To do: Give every line of the data again, unchanged, but with no pictures.

Stored records:
===============

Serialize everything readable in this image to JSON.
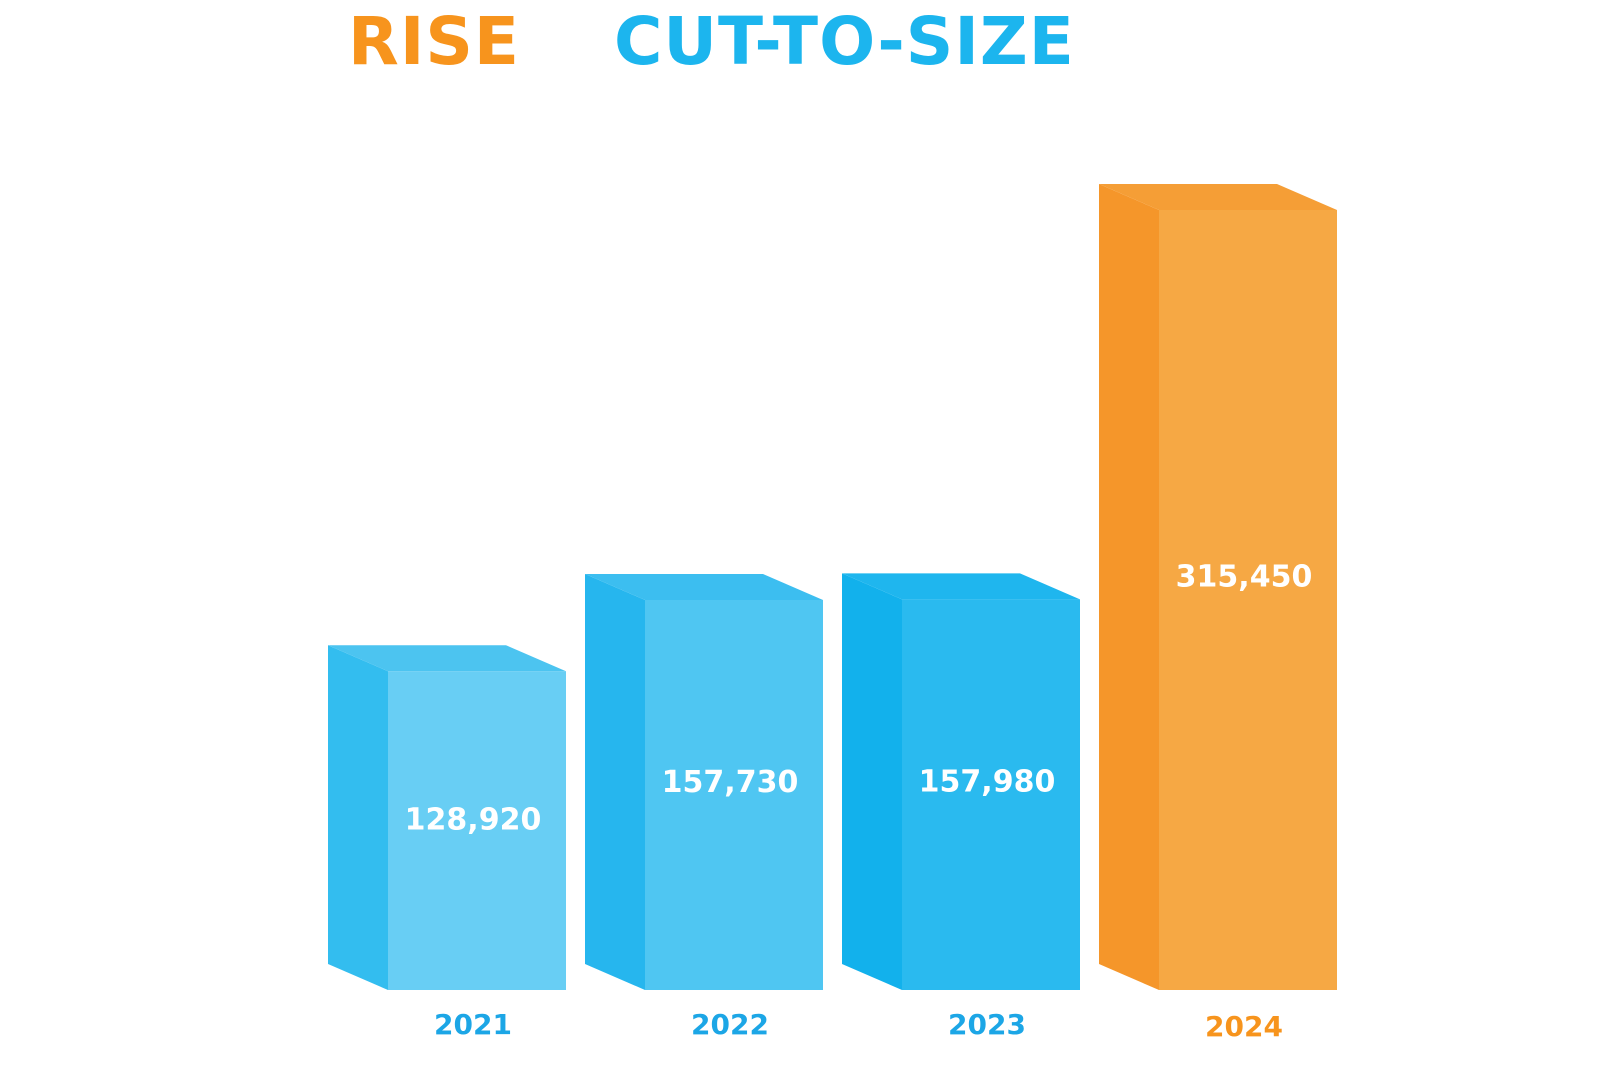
{
  "header": {
    "word1": "RISE",
    "word2": "CUT-TO-SIZE"
  },
  "colors": {
    "orange": "#F7941D",
    "blue": "#1CB5EE"
  },
  "chart_data": {
    "type": "bar",
    "categories": [
      "2021",
      "2022",
      "2023",
      "2024"
    ],
    "values": [
      128920,
      157730,
      157980,
      315450
    ],
    "value_labels": [
      "128,920",
      "157,730",
      "157,980",
      "315,450"
    ],
    "ylim": [
      0,
      330000
    ],
    "grid": false,
    "style": "3d-box"
  }
}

===============

The answer:
Serialize everything readable in this image to JSON.
{
  "header": {
    "word1": "RISE",
    "word2": "CUT-TO-SIZE"
  },
  "colors": {
    "orange": "#F7941D",
    "blue": "#1CB5EE"
  },
  "chart_data": {
    "type": "bar",
    "categories": [
      "2021",
      "2022",
      "2023",
      "2024"
    ],
    "values": [
      128920,
      157730,
      157980,
      315450
    ],
    "value_labels": [
      "128,920",
      "157,730",
      "157,980",
      "315,450"
    ],
    "ylim": [
      0,
      330000
    ],
    "grid": false,
    "style": "3d-box"
  }
}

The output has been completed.